# INFORMATION GIVEN start

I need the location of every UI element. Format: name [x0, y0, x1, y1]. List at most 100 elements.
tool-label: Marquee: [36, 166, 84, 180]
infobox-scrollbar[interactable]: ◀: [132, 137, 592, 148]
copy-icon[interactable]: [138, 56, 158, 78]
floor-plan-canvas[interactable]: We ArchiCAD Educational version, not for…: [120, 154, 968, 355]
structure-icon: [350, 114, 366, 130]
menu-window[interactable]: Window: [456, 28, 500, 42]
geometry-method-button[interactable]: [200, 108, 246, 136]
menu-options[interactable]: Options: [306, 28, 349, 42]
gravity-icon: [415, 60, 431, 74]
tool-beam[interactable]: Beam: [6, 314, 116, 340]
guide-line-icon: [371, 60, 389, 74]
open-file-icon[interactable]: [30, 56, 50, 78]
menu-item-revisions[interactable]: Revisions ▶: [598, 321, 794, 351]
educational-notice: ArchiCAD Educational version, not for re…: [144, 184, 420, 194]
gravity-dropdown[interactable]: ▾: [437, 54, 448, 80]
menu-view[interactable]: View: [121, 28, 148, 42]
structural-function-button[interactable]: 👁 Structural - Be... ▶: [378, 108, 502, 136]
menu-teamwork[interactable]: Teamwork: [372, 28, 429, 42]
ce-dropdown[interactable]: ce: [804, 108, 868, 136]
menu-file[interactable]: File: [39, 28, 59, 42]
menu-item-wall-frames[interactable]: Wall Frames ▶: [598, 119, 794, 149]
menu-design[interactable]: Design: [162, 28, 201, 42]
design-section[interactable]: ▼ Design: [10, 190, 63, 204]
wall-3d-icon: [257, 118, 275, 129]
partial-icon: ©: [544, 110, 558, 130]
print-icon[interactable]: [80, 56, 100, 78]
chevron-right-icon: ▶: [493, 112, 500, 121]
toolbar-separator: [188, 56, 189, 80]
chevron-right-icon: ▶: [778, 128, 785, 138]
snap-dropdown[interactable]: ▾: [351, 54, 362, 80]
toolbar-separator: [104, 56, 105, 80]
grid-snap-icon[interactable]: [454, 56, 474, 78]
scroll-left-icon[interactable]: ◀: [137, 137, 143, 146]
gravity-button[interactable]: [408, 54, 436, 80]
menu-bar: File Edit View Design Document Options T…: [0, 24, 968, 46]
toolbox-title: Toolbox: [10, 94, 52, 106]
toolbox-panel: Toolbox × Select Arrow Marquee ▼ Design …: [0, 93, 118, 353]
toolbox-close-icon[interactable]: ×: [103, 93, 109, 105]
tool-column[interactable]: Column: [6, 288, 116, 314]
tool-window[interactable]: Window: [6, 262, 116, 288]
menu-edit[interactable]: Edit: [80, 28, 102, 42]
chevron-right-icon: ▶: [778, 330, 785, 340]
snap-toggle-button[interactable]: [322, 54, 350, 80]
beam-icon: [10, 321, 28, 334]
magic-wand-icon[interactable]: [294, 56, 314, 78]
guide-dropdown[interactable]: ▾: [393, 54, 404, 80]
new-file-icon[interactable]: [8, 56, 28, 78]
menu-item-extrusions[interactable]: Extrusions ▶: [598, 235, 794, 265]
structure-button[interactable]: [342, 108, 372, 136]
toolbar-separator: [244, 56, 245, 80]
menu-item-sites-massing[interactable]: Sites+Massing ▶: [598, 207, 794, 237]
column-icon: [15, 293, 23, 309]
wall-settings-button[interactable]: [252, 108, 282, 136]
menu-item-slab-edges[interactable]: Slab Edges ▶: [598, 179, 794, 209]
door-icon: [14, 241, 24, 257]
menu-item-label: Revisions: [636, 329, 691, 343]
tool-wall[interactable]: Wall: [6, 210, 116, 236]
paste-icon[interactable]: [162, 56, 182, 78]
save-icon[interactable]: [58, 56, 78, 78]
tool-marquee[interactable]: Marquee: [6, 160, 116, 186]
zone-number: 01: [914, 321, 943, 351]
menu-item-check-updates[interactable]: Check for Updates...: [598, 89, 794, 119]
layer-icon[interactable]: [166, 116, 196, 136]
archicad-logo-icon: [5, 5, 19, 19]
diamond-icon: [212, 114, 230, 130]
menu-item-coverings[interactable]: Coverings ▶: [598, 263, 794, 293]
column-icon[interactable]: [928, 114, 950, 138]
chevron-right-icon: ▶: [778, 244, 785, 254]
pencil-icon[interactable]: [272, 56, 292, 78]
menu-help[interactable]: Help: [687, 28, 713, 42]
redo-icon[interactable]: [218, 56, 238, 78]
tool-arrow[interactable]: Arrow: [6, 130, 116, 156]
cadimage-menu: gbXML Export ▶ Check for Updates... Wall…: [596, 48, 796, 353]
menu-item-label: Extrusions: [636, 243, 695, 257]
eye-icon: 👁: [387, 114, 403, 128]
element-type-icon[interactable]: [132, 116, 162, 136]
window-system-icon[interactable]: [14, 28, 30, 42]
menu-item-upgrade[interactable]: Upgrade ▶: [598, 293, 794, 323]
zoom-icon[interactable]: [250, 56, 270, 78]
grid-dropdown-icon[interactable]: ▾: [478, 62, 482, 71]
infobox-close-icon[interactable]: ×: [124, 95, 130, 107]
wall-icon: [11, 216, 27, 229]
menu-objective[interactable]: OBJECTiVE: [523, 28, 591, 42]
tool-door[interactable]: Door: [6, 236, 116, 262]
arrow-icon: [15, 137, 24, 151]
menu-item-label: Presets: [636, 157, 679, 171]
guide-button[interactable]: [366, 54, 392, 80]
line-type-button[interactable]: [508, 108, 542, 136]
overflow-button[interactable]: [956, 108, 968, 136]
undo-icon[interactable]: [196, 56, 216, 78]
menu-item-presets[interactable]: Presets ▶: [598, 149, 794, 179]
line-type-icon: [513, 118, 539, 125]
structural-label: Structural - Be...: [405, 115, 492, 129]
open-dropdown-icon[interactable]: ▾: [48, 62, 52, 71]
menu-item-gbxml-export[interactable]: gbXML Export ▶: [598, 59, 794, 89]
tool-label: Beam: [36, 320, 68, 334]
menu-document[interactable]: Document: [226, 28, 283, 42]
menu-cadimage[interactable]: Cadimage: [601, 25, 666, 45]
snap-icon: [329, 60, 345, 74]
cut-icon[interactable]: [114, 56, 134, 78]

# INFORMATION GIVEN end

Reproduce all of the data above line for line, without altering a single character.

§ **TASK RESPONSE**
I need the location of every UI element. Format: name [x0, y0, x1, y1]. List at most 100 elements.
tool-label: Marquee: [36, 166, 84, 180]
infobox-scrollbar[interactable]: ◀: [132, 137, 592, 148]
copy-icon[interactable]: [138, 56, 158, 78]
floor-plan-canvas[interactable]: We ArchiCAD Educational version, not for…: [120, 154, 968, 355]
structure-icon: [350, 114, 366, 130]
menu-window[interactable]: Window: [456, 28, 500, 42]
geometry-method-button[interactable]: [200, 108, 246, 136]
menu-options[interactable]: Options: [306, 28, 349, 42]
gravity-icon: [415, 60, 431, 74]
tool-beam[interactable]: Beam: [6, 314, 116, 340]
guide-line-icon: [371, 60, 389, 74]
open-file-icon[interactable]: [30, 56, 50, 78]
menu-item-revisions[interactable]: Revisions ▶: [598, 321, 794, 351]
educational-notice: ArchiCAD Educational version, not for re…: [144, 184, 420, 194]
gravity-dropdown[interactable]: ▾: [437, 54, 448, 80]
menu-view[interactable]: View: [121, 28, 148, 42]
structural-function-button[interactable]: 👁 Structural - Be... ▶: [378, 108, 502, 136]
menu-teamwork[interactable]: Teamwork: [372, 28, 429, 42]
ce-dropdown[interactable]: ce: [804, 108, 868, 136]
menu-file[interactable]: File: [39, 28, 59, 42]
menu-item-wall-frames[interactable]: Wall Frames ▶: [598, 119, 794, 149]
menu-design[interactable]: Design: [162, 28, 201, 42]
design-section[interactable]: ▼ Design: [10, 190, 63, 204]
wall-3d-icon: [257, 118, 275, 129]
partial-icon: ©: [544, 110, 558, 130]
print-icon[interactable]: [80, 56, 100, 78]
chevron-right-icon: ▶: [493, 112, 500, 121]
toolbar-separator: [188, 56, 189, 80]
chevron-right-icon: ▶: [778, 128, 785, 138]
snap-dropdown[interactable]: ▾: [351, 54, 362, 80]
toolbar-separator: [104, 56, 105, 80]
grid-snap-icon[interactable]: [454, 56, 474, 78]
scroll-left-icon[interactable]: ◀: [137, 137, 143, 146]
gravity-button[interactable]: [408, 54, 436, 80]
menu-bar: File Edit View Design Document Options T…: [0, 24, 968, 46]
toolbox-title: Toolbox: [10, 94, 52, 106]
toolbox-panel: Toolbox × Select Arrow Marquee ▼ Design …: [0, 93, 118, 353]
toolbox-close-icon[interactable]: ×: [103, 93, 109, 105]
tool-column[interactable]: Column: [6, 288, 116, 314]
tool-window[interactable]: Window: [6, 262, 116, 288]
menu-edit[interactable]: Edit: [80, 28, 102, 42]
chevron-right-icon: ▶: [778, 330, 785, 340]
snap-toggle-button[interactable]: [322, 54, 350, 80]
beam-icon: [10, 321, 28, 334]
magic-wand-icon[interactable]: [294, 56, 314, 78]
guide-dropdown[interactable]: ▾: [393, 54, 404, 80]
new-file-icon[interactable]: [8, 56, 28, 78]
menu-item-extrusions[interactable]: Extrusions ▶: [598, 235, 794, 265]
structure-button[interactable]: [342, 108, 372, 136]
toolbar-separator: [244, 56, 245, 80]
menu-item-sites-massing[interactable]: Sites+Massing ▶: [598, 207, 794, 237]
column-icon: [15, 293, 23, 309]
wall-settings-button[interactable]: [252, 108, 282, 136]
menu-item-slab-edges[interactable]: Slab Edges ▶: [598, 179, 794, 209]
door-icon: [14, 241, 24, 257]
menu-item-label: Revisions: [636, 329, 691, 343]
tool-wall[interactable]: Wall: [6, 210, 116, 236]
paste-icon[interactable]: [162, 56, 182, 78]
save-icon[interactable]: [58, 56, 78, 78]
tool-marquee[interactable]: Marquee: [6, 160, 116, 186]
zone-number: 01: [914, 321, 943, 351]
menu-item-check-updates[interactable]: Check for Updates...: [598, 89, 794, 119]
layer-icon[interactable]: [166, 116, 196, 136]
archicad-logo-icon: [5, 5, 19, 19]
diamond-icon: [212, 114, 230, 130]
menu-item-coverings[interactable]: Coverings ▶: [598, 263, 794, 293]
column-icon[interactable]: [928, 114, 950, 138]
chevron-right-icon: ▶: [778, 244, 785, 254]
pencil-icon[interactable]: [272, 56, 292, 78]
menu-help[interactable]: Help: [687, 28, 713, 42]
redo-icon[interactable]: [218, 56, 238, 78]
tool-arrow[interactable]: Arrow: [6, 130, 116, 156]
cadimage-menu: gbXML Export ▶ Check for Updates... Wall…: [596, 48, 796, 353]
menu-item-label: Extrusions: [636, 243, 695, 257]
eye-icon: 👁: [387, 114, 403, 128]
element-type-icon[interactable]: [132, 116, 162, 136]
window-system-icon[interactable]: [14, 28, 30, 42]
menu-item-upgrade[interactable]: Upgrade ▶: [598, 293, 794, 323]
zoom-icon[interactable]: [250, 56, 270, 78]
grid-dropdown-icon[interactable]: ▾: [478, 62, 482, 71]
infobox-close-icon[interactable]: ×: [124, 95, 130, 107]
wall-icon: [11, 216, 27, 229]
menu-objective[interactable]: OBJECTiVE: [523, 28, 591, 42]
tool-door[interactable]: Door: [6, 236, 116, 262]
arrow-icon: [15, 137, 24, 151]
menu-item-label: Presets: [636, 157, 679, 171]
guide-button[interactable]: [366, 54, 392, 80]
line-type-button[interactable]: [508, 108, 542, 136]
overflow-button[interactable]: [956, 108, 968, 136]
undo-icon[interactable]: [196, 56, 216, 78]
menu-item-presets[interactable]: Presets ▶: [598, 149, 794, 179]
line-type-icon: [513, 118, 539, 125]
structural-label: Structural - Be...: [405, 115, 492, 129]
open-dropdown-icon[interactable]: ▾: [48, 62, 52, 71]
menu-item-gbxml-export[interactable]: gbXML Export ▶: [598, 59, 794, 89]
tool-label: Beam: [36, 320, 68, 334]
menu-document[interactable]: Document: [226, 28, 283, 42]
menu-cadimage[interactable]: Cadimage: [601, 25, 666, 45]
snap-icon: [329, 60, 345, 74]
cut-icon[interactable]: [114, 56, 134, 78]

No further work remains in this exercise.